§ **Requirement**
Spot each line that carries the word "Entries"; copy those lines.
──────────────────────────────
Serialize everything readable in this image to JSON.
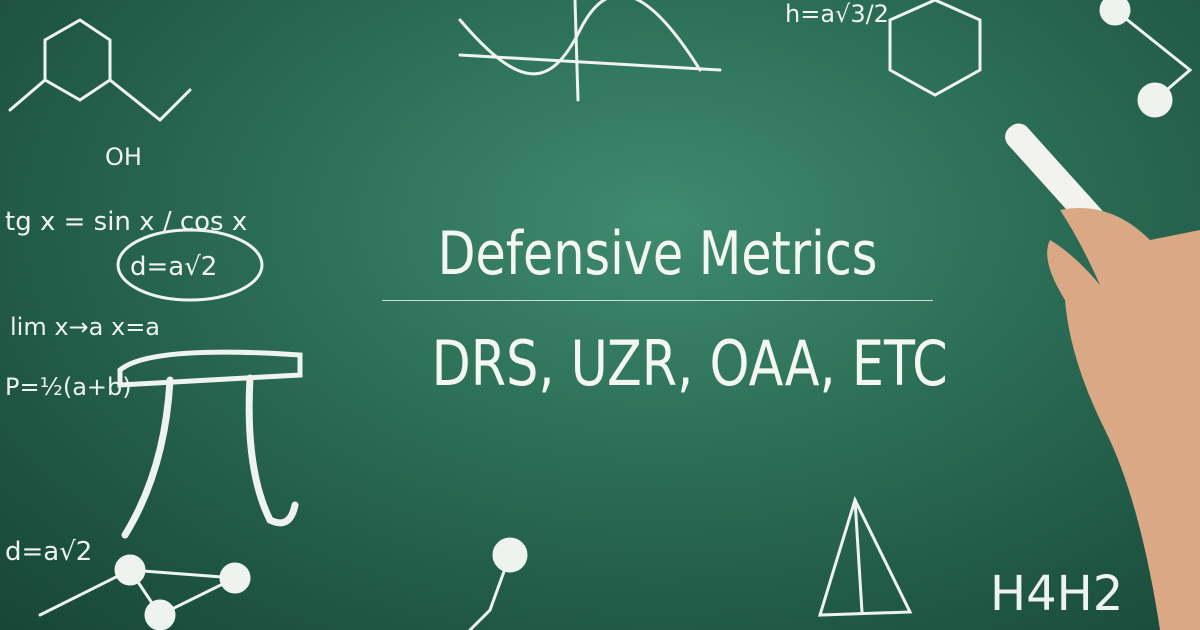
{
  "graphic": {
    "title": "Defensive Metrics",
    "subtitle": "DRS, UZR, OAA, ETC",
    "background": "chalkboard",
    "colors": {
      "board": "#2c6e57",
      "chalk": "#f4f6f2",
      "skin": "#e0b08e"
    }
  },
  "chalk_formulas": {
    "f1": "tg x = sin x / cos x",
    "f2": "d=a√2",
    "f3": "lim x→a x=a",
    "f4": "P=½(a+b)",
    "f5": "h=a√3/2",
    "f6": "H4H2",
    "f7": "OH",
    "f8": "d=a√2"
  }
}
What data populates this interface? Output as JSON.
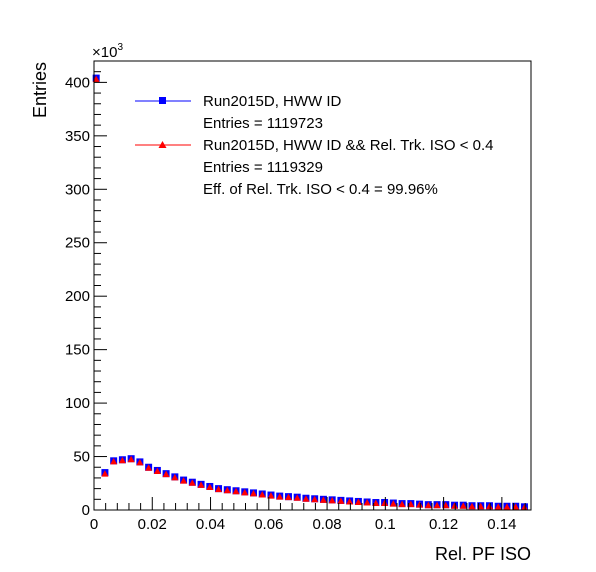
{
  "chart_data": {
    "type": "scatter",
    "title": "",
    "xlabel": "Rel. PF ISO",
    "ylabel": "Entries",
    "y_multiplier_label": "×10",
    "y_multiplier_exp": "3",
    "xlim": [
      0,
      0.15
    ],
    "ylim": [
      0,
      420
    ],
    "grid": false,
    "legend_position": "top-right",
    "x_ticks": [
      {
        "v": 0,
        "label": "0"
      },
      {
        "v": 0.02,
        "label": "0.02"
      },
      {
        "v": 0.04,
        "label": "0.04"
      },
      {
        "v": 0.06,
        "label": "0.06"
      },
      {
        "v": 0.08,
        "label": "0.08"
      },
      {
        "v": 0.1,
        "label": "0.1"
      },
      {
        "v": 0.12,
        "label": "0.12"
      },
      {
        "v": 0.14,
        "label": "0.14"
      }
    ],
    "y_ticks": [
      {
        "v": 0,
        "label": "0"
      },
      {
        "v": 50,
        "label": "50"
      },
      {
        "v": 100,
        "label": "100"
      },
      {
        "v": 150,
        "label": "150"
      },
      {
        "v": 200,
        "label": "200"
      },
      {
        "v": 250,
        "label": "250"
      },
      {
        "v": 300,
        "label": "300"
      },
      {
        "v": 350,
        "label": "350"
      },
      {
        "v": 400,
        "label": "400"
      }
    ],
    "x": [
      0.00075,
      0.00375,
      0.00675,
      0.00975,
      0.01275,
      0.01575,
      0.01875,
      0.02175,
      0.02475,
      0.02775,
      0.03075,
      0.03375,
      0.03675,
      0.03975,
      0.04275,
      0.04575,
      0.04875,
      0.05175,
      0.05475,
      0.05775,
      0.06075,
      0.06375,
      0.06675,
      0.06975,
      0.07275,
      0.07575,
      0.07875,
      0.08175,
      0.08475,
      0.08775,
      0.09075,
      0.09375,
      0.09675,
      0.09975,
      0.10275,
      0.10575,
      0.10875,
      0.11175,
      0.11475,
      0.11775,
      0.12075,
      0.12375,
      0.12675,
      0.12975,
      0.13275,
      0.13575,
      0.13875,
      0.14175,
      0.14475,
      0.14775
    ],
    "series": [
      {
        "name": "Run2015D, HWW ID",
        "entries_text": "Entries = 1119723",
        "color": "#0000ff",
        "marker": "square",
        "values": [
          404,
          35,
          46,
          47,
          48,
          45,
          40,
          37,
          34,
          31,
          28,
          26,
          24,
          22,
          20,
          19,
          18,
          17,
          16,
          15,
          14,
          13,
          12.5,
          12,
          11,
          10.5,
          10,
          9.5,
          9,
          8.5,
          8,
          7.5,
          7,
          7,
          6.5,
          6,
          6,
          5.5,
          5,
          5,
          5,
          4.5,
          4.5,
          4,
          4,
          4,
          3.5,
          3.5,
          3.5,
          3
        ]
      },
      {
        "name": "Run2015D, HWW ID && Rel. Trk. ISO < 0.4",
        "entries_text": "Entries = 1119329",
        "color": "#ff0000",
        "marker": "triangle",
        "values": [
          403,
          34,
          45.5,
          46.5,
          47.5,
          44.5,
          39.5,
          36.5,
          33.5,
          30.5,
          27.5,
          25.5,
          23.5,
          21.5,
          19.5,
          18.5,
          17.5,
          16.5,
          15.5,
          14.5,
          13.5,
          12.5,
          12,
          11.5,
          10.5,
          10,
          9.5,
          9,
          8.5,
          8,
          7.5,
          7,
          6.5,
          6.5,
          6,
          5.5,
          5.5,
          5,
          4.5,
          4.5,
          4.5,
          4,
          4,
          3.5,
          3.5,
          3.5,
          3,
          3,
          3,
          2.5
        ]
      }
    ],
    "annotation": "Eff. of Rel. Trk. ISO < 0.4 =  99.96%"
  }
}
──────────────────────────────
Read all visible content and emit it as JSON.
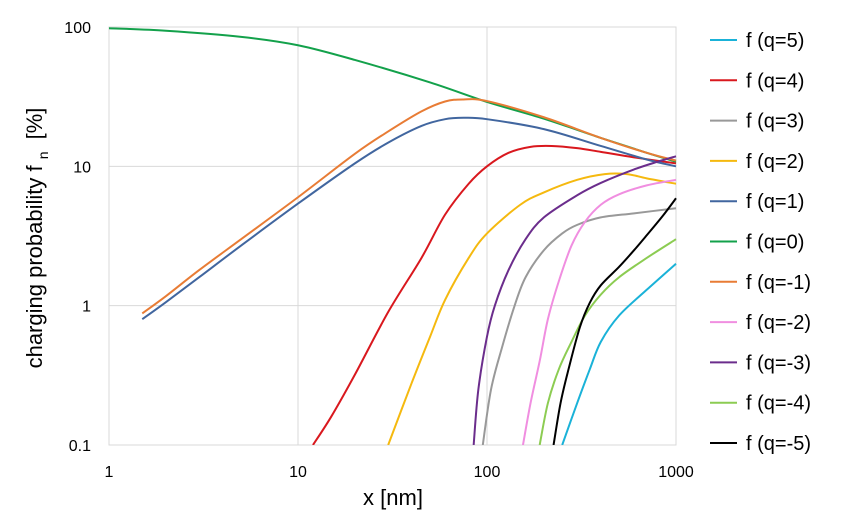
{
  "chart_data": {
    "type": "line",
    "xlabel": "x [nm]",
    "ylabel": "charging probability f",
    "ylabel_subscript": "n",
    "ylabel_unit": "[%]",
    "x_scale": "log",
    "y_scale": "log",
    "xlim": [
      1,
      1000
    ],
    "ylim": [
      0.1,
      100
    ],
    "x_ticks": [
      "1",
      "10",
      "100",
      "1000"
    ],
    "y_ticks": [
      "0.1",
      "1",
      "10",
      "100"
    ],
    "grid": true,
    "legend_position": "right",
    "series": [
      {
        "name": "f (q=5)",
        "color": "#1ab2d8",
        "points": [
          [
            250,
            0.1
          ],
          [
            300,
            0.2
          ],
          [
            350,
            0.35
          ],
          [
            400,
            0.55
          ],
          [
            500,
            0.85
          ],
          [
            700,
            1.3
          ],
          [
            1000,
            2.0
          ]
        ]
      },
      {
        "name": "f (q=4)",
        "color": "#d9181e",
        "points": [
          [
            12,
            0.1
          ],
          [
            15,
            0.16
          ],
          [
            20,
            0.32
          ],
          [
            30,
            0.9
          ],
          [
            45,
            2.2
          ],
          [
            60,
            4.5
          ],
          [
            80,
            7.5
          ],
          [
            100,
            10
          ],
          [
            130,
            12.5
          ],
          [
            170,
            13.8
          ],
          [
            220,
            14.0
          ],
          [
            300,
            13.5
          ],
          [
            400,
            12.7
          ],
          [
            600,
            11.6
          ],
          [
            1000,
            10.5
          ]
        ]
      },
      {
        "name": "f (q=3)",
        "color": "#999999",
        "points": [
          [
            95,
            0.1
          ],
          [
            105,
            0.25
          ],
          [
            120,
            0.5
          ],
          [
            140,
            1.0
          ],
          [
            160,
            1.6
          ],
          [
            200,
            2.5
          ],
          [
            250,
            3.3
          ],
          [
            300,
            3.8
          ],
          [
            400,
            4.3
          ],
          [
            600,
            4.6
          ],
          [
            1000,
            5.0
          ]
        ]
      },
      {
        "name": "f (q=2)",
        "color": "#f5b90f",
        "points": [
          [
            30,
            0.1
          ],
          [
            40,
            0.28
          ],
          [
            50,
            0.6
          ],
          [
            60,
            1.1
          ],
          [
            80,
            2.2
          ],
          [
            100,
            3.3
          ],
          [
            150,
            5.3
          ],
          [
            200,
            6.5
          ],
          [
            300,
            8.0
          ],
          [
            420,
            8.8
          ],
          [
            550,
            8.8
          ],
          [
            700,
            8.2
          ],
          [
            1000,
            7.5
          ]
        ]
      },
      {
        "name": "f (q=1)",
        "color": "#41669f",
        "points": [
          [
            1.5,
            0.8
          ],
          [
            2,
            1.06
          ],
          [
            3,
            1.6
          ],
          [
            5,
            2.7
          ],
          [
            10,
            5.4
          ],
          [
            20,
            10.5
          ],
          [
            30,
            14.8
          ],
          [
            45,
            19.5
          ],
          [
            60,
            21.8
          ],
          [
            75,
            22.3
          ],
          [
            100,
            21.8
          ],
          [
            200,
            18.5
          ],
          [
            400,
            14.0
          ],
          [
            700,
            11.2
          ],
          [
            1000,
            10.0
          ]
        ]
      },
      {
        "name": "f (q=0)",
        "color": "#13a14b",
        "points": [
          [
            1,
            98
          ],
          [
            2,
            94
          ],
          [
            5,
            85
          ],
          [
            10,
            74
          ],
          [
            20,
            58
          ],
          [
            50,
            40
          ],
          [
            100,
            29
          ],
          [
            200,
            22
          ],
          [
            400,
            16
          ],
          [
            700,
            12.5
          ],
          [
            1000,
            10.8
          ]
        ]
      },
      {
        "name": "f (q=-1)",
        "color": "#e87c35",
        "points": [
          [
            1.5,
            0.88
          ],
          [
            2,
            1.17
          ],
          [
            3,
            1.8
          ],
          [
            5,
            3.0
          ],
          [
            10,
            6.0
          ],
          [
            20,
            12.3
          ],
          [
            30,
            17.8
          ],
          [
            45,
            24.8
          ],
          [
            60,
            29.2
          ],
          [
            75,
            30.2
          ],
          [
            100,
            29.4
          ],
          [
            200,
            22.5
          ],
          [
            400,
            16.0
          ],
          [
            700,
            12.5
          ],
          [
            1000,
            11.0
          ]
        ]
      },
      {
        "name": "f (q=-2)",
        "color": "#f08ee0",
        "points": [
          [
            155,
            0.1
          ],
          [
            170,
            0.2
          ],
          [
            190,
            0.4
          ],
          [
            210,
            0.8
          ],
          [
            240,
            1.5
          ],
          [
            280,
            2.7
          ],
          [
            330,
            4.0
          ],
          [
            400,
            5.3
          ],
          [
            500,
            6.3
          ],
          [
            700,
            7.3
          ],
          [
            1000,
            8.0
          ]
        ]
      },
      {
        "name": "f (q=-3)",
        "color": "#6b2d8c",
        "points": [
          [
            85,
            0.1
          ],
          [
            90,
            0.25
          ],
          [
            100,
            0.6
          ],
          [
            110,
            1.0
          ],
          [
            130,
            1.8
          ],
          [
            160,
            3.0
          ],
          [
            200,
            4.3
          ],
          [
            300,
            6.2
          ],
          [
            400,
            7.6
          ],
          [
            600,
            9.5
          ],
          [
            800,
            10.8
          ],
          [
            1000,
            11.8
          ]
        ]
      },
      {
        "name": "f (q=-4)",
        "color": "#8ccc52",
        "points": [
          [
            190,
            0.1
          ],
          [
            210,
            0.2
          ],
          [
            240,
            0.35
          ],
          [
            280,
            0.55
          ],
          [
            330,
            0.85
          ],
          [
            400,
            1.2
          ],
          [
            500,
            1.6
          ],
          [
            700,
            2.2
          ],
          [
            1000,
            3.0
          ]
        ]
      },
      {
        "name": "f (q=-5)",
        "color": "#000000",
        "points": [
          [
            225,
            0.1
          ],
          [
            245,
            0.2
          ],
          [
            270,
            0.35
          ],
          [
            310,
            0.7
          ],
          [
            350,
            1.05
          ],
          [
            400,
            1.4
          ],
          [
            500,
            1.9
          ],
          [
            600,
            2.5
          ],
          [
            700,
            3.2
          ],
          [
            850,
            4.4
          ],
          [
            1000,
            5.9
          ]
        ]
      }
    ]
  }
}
──────────────────────────────
§ **Written solution**
    "ylabel": "Entries",
        "entries_text": "Entries = 1119723",
        "entries_text": "Entries = 1119329",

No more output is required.